-- start of Document segment --

Supersymmetry breaking is performed using the Scherk-Schwarz (SS)~\cite{SS}
boundary conditions based on the subgroup $U(1)_R$ which survives after the
orbifold $S^1/\mathbb{Z}_2$ action. Using the $R$-symmetry $U(1)_R$ with
parameter $\omega$ to impose different boundary conditions for bosons and
fermions inside the 5D $N=1$ multiplets, one obtains for the $n$th KK mode of
gauge bosons and chiral fermions living in the bulk the compactification mass
$n/R$, while for the $n$th KK mode of gauginos and supersymmetric partners of
chiral fermions living in the bulk, the mass $(n+\omega)/R$. Of course, the
chiral multiplets localized on the brane do not acquire any tree-level 
supersymmetry breaking mass.

-- end of Document segment --
-- start of Dataset records --

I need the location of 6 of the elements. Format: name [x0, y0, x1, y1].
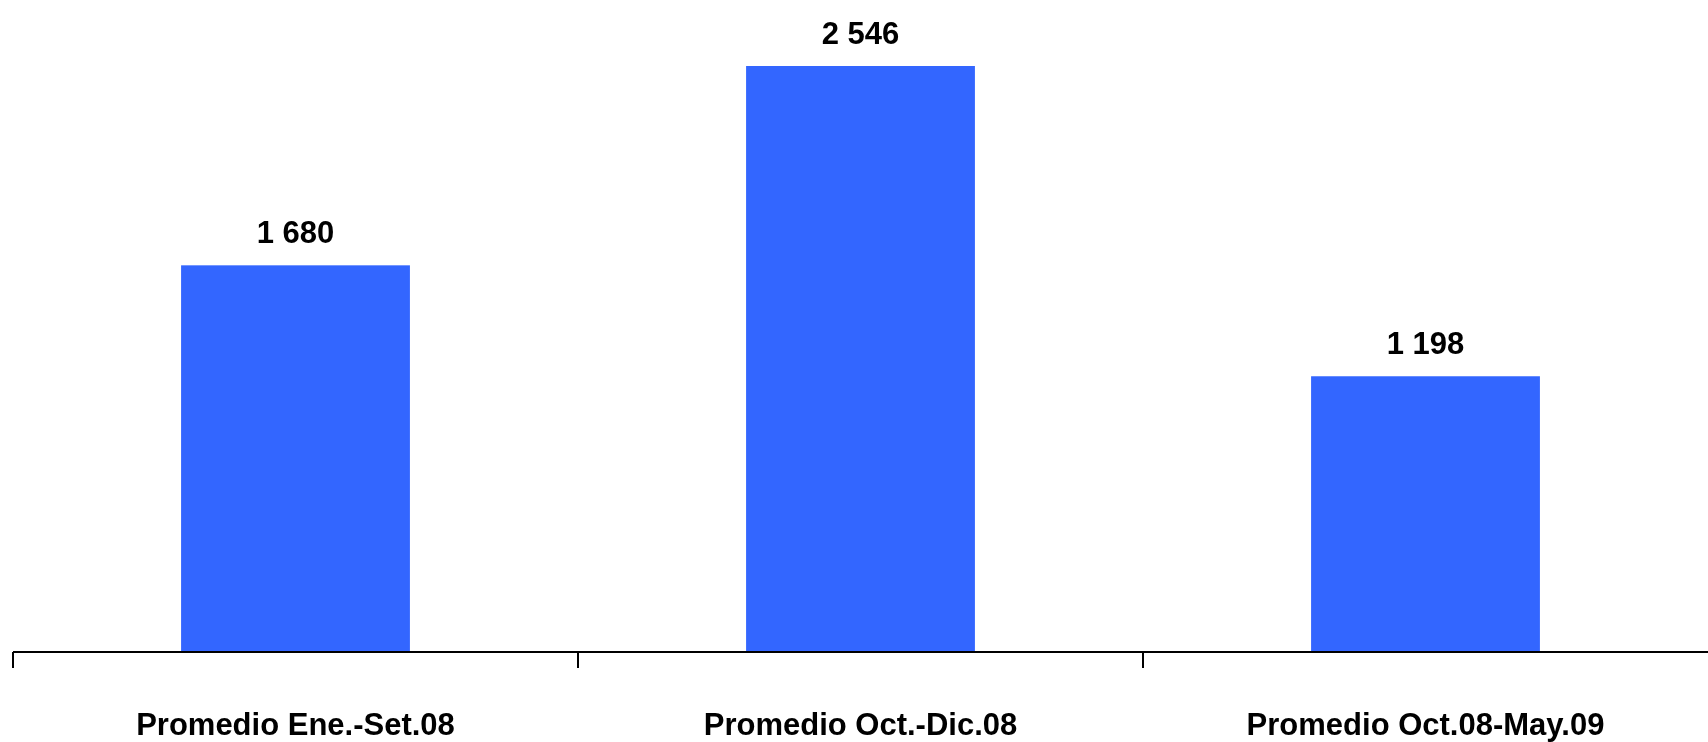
x-tick-label: Promedio Oct.-Dic.08: [703, 707, 1018, 742]
data-label: 1 680: [256, 215, 335, 251]
x-tick-label: Promedio Ene.-Set.08: [136, 707, 455, 742]
x-tick-label: Promedio Oct.08-May.09: [1246, 707, 1605, 742]
data-label: 1 198: [1386, 326, 1465, 362]
data-label: 2 546: [821, 16, 900, 51]
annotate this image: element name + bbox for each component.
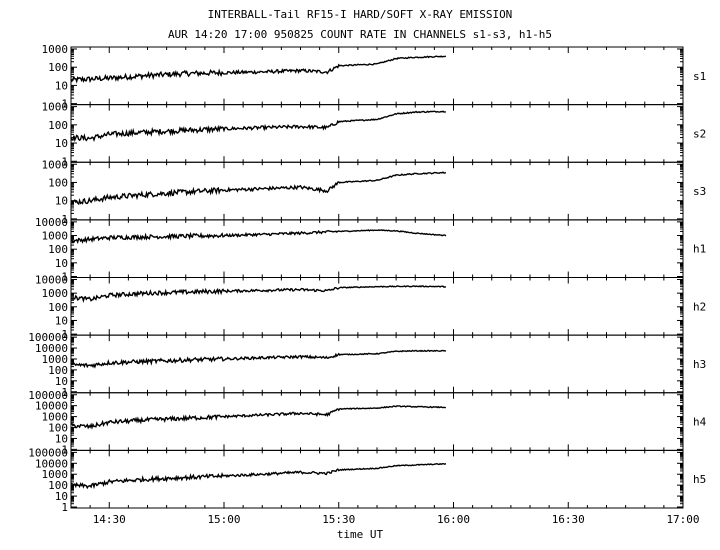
x-tick-label: 15:30 <box>322 513 355 526</box>
series-label-s1: s1 <box>693 70 706 83</box>
x-tick-label: 16:30 <box>552 513 585 526</box>
x-tick-label: 14:30 <box>93 513 126 526</box>
series-label-h1: h1 <box>693 243 706 256</box>
y-tick-label-s1: 1 <box>61 98 68 111</box>
panel-frame-h1 <box>70 219 684 278</box>
y-tick-label-s1: 10 <box>55 79 68 92</box>
series-label-h5: h5 <box>693 473 706 486</box>
y-tick-label-h3: 100000 <box>28 331 68 344</box>
panel-frame-h3 <box>70 334 684 394</box>
chart-title: INTERBALL-Tail RF15-I HARD/SOFT X-RAY EM… <box>207 8 513 21</box>
y-tick-label-h3: 10000 <box>35 342 68 355</box>
y-tick-label-h5: 100000 <box>28 446 68 459</box>
y-tick-label-h4: 10000 <box>35 400 68 413</box>
series-label-h2: h2 <box>693 300 706 313</box>
series-line-s2 <box>70 110 446 143</box>
y-tick-label-h3: 1 <box>61 386 68 399</box>
y-tick-label-h5: 100 <box>48 479 68 492</box>
series-line-h2 <box>70 285 447 304</box>
y-tick-label-h2: 10 <box>55 314 68 327</box>
y-tick-label-s2: 10 <box>55 137 68 150</box>
y-tick-label-s2: 1000 <box>42 101 69 114</box>
y-tick-label-h1: 1 <box>61 271 68 284</box>
y-tick-label-h2: 100 <box>48 301 68 314</box>
y-tick-label-h1: 1000 <box>42 230 69 243</box>
panel-frame-h4 <box>70 392 684 451</box>
y-tick-label-h5: 10 <box>55 490 68 503</box>
series-line-h1 <box>70 229 447 245</box>
y-tick-label-h4: 10 <box>55 432 68 445</box>
y-tick-label-h5: 1 <box>61 501 68 514</box>
y-tick-label-s3: 1000 <box>42 158 69 171</box>
y-tick-label-h5: 10000 <box>35 457 68 470</box>
panel-frame-s3 <box>70 161 684 221</box>
y-tick-label-s1: 1000 <box>42 43 69 56</box>
series-label-s3: s3 <box>693 185 706 198</box>
y-tick-label-h2: 1 <box>61 328 68 341</box>
x-tick-label: 16:00 <box>437 513 470 526</box>
series-line-h4 <box>70 405 446 430</box>
series-label-h4: h4 <box>693 416 707 429</box>
y-tick-label-h1: 10000 <box>35 216 68 229</box>
y-tick-label-s3: 10 <box>55 195 68 208</box>
y-tick-label-s3: 100 <box>48 176 68 189</box>
y-tick-label-h3: 1000 <box>42 353 69 366</box>
y-tick-label-h4: 100 <box>48 422 68 435</box>
y-tick-label-h4: 1 <box>61 443 68 456</box>
series-line-s3 <box>70 171 447 206</box>
series-label-s2: s2 <box>693 127 706 140</box>
y-tick-label-h2: 10000 <box>35 274 68 287</box>
series-line-h3 <box>70 349 447 369</box>
y-tick-label-s3: 1 <box>61 213 68 226</box>
x-tick-label: 15:00 <box>207 513 240 526</box>
y-tick-label-s1: 100 <box>48 61 68 74</box>
x-axis-label: time UT <box>336 528 384 541</box>
y-tick-label-h1: 10 <box>55 257 68 270</box>
y-tick-label-h3: 100 <box>48 364 68 377</box>
y-tick-label-h5: 1000 <box>42 468 69 481</box>
chart-subtitle: AUR 14:20 17:00 950825 COUNT RATE IN CHA… <box>167 28 553 41</box>
y-tick-label-h4: 100000 <box>28 389 68 402</box>
series-label-h3: h3 <box>693 358 706 371</box>
y-tick-label-h4: 1000 <box>42 411 69 424</box>
x-tick-label: 17:00 <box>666 513 699 526</box>
y-tick-label-s2: 100 <box>48 119 68 132</box>
y-tick-label-h2: 1000 <box>42 287 69 300</box>
y-tick-label-h3: 10 <box>55 375 68 388</box>
y-tick-label-h1: 100 <box>48 243 68 256</box>
series-line-s1 <box>70 55 446 84</box>
y-tick-label-s2: 1 <box>61 155 68 168</box>
series-line-h5 <box>70 462 447 490</box>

-- end of Dataset records --

Task requirements:
1. Decide whether each statement agrees with the passage on Scherk-Schwarz supersymmetry breaking. Answer yes or no, and quote the words from the passage that settle it. (a) The boundary conditions rely on the $U(1)_R$ subgroup that survives the orbifold action. (b) The $n$th KK mode of gauginos living in the bulk has mass $n/R$. (c) Chiral multiplets localized on the brane get a tree-level supersymmetry breaking mass.
2. According to the passage on Scherk-Schwarz supersymmetry breaking, what compactification mass does the $n$th KK mode of gauge bosons living in the bulk get?
3. Pick up the passage on Scherk-Schwarz supersymmetry breaking after its final sentence and continue it.
The listing plays no role in any of this.

Answers in order:
1.
(a) Yes: "based on the subgroup $U(1)_R$ which survives after the orbifold $S^1/\mathbb{Z}_2$ action"
(b) No: "the mass $(n+\omega)/R$"
(c) No: "do not acquire any tree-level supersymmetry breaking mass"

2. $n/R$

3.
After SS-breaking, the bulk hypermultiplets 
have the following Fourier expansions:
%
\begin{align}
u&=\frac{1}{\sqrt {\pi R}}\sum_{k=-\infty}^\infty\cos(ky/R)u^{(k)}\\
u'&=\frac{1}{\sqrt {\pi R}}\sum_{k=-\infty}^\infty\sin(ky/R)u^{(k)}\\
U&=\frac{1}{\sqrt {\pi R}}\sum_{k=-\infty}^\infty\cos((k+\omega)y/R)U^{(k)}\\
U'&=\frac{1}{\sqrt {\pi R}}\sum_{k=-\infty}^\infty\sin((k+\omega)y/R)U^{(k)}
\end{align}
%
where we chose to combine the two half-towers to give a single tower.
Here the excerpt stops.